• **Materials provided**
§ §

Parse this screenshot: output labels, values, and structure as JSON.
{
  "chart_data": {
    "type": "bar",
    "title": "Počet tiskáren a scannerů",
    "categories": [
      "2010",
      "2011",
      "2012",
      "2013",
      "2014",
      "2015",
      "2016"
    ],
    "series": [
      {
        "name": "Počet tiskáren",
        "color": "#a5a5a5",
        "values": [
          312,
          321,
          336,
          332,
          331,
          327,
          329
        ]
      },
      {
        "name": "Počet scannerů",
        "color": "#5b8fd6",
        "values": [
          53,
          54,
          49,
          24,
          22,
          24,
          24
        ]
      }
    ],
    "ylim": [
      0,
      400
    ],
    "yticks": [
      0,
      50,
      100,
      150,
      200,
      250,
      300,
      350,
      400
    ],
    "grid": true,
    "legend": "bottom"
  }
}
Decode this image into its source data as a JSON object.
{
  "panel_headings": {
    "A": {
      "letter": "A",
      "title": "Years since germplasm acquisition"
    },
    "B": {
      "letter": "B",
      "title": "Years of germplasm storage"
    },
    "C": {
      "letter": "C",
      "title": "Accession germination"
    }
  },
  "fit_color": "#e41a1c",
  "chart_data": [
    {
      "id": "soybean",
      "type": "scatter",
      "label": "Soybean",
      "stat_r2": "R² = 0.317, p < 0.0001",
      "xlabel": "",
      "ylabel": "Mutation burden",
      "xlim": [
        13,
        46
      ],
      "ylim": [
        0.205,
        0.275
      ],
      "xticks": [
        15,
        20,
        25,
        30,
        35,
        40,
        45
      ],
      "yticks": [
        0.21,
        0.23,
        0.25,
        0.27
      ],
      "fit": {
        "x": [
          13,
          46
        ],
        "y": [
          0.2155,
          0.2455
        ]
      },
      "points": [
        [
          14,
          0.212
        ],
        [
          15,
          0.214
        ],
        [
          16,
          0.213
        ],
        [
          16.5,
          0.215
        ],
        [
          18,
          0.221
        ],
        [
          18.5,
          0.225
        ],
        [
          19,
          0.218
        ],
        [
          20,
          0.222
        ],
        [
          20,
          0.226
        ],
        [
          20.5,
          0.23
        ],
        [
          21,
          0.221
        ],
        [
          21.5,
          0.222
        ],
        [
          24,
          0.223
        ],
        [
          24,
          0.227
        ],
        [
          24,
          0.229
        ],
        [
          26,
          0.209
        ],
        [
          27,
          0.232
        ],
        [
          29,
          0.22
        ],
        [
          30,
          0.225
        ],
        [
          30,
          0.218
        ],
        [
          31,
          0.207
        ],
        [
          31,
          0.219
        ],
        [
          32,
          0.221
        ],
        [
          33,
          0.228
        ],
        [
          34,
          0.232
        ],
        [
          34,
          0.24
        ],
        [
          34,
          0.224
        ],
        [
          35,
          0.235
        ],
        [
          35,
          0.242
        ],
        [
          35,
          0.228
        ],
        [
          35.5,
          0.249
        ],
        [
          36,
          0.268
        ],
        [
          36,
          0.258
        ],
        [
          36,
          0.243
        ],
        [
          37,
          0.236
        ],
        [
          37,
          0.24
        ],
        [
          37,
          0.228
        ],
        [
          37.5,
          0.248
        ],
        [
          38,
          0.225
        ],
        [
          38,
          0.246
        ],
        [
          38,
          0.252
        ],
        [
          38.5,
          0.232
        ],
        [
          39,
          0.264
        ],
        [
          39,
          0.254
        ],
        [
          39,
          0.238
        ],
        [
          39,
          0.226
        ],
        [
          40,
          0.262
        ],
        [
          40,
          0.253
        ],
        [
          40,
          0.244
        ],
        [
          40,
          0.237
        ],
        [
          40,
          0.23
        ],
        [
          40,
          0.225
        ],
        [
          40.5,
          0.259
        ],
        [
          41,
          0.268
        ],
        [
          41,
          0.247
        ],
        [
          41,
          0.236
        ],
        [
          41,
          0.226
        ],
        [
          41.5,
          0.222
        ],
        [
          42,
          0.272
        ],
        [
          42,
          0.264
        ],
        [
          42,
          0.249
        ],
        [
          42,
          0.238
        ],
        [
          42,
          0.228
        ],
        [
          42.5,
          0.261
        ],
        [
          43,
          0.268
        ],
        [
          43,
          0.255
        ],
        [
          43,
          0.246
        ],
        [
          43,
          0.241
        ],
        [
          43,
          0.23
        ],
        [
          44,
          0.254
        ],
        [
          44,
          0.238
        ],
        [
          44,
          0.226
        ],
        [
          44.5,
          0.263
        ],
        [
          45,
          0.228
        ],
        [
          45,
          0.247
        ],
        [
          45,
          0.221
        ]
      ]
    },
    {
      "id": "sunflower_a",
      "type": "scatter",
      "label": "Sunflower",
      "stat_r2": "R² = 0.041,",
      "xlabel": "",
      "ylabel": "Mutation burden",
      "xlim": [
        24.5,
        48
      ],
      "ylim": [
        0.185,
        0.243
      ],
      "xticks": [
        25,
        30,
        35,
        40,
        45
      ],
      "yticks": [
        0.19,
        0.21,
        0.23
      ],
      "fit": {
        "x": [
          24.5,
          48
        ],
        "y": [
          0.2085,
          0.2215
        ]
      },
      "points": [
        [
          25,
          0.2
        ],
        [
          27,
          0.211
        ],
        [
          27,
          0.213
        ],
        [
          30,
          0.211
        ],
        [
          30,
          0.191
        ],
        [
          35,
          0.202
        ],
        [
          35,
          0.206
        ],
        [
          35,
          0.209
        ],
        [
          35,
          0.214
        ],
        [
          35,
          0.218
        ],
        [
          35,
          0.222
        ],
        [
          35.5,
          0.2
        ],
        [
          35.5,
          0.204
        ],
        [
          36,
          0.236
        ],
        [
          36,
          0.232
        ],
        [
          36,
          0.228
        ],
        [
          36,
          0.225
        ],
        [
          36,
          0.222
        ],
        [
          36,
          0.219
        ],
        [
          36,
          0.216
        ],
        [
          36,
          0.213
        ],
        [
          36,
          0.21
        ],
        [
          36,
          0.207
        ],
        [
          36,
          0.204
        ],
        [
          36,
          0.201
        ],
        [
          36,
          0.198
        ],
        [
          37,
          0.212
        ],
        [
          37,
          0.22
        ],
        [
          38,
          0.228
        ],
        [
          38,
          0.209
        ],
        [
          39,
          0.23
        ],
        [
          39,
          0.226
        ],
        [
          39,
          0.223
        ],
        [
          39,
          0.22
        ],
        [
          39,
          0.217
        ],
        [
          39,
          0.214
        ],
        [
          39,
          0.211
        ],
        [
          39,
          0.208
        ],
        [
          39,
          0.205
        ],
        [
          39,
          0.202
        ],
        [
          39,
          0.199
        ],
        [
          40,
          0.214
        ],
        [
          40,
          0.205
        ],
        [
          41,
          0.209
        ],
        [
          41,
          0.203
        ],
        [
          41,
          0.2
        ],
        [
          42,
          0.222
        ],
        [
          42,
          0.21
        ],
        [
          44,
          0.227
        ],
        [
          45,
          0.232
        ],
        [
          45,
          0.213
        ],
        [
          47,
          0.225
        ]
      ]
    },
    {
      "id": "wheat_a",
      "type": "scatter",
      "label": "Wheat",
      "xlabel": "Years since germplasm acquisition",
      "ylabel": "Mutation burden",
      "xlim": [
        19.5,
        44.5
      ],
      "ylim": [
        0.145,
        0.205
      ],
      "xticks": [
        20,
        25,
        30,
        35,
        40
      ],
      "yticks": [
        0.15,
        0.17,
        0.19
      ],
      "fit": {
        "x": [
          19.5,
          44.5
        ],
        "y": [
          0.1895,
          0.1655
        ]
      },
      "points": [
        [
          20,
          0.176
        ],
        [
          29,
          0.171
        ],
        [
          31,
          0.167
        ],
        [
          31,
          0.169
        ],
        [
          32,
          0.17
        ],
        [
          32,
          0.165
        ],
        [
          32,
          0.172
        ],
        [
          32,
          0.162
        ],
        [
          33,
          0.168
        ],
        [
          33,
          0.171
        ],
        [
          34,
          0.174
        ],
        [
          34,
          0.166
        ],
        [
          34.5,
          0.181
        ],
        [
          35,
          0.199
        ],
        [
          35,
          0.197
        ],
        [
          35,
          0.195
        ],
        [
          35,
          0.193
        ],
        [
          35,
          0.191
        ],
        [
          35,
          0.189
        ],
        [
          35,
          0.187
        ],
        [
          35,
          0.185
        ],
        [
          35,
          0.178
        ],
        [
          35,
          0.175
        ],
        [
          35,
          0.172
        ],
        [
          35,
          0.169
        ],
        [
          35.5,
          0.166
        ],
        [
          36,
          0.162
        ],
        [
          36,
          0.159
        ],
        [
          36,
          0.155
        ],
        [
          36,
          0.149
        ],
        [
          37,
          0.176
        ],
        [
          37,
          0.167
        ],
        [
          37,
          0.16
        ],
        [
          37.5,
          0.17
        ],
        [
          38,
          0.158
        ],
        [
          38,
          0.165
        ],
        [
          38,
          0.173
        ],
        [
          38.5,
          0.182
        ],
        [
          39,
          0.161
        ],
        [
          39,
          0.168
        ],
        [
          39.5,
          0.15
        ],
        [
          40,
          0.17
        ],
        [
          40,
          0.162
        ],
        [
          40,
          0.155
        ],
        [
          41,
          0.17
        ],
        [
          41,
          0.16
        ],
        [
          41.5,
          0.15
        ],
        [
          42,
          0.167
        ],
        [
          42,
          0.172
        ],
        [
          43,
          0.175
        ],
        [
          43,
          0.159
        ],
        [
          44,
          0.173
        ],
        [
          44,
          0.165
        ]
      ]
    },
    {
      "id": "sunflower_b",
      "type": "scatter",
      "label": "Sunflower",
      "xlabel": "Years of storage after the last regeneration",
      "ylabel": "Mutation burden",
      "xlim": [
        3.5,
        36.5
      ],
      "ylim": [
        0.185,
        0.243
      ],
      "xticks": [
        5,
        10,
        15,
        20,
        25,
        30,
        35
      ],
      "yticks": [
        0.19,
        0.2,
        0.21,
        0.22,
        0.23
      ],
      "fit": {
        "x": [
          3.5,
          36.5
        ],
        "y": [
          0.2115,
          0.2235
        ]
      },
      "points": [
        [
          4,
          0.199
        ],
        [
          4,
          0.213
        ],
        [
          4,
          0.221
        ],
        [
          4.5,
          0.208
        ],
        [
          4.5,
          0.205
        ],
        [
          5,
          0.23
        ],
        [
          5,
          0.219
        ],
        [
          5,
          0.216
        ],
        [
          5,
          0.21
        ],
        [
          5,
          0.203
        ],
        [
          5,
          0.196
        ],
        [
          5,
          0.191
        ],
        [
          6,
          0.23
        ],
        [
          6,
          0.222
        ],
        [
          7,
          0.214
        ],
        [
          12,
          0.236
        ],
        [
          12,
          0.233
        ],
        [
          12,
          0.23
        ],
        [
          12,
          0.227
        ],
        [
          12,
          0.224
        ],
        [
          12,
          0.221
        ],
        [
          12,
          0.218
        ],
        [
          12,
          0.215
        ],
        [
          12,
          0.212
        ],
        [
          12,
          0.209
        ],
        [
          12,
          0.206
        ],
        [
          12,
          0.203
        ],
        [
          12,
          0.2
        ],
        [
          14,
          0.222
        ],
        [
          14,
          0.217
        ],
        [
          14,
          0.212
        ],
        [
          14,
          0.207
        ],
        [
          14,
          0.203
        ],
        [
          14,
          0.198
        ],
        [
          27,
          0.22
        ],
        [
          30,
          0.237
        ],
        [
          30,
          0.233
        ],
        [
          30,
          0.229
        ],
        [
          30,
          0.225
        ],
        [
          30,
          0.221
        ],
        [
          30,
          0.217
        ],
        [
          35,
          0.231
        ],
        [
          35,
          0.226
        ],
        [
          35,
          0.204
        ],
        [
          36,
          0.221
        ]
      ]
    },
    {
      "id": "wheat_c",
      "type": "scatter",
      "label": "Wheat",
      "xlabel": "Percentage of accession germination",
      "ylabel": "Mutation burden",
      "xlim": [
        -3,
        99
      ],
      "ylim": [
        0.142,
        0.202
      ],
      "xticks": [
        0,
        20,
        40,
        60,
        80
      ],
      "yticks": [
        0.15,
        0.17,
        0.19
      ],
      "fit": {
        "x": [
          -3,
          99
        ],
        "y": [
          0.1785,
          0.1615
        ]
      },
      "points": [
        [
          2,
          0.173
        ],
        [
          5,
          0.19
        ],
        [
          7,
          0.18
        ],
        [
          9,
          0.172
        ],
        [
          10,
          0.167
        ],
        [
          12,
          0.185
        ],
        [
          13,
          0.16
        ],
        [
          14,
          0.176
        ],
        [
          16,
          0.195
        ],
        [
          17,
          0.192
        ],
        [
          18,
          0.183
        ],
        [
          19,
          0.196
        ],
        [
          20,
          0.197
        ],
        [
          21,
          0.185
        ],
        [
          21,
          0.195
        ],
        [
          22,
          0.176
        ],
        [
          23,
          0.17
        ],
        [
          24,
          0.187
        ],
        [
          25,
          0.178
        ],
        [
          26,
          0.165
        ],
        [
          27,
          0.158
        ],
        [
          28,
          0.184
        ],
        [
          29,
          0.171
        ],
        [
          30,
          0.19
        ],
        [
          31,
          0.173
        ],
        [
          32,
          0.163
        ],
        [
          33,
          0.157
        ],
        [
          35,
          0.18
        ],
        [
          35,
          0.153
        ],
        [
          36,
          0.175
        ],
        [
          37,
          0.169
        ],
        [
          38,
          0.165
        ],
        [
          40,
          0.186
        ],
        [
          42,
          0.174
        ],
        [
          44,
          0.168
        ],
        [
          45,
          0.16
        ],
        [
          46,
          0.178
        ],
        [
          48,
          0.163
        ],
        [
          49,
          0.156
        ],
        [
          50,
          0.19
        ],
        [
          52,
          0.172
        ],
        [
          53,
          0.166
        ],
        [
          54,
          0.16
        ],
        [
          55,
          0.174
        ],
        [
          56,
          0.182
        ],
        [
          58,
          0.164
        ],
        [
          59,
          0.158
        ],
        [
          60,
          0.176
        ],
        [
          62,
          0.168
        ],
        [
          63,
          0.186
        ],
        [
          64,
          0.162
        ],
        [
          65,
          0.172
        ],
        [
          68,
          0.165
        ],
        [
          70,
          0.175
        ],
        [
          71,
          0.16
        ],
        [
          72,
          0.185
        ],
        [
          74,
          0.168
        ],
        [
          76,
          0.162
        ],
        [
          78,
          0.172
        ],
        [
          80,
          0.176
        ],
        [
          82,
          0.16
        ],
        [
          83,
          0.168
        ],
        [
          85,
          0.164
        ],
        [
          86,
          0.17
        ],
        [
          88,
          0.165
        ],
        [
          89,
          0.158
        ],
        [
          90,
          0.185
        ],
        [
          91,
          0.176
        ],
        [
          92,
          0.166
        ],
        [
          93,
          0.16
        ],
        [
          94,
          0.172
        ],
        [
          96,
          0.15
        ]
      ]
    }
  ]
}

§ §

• **Problem**
Pull every line containing "JSON" from the material above.

• **Solved exercise**
Parse this screenshot: output labels, values, and structure as JSON.
Decode this image into its source data as a JSON object.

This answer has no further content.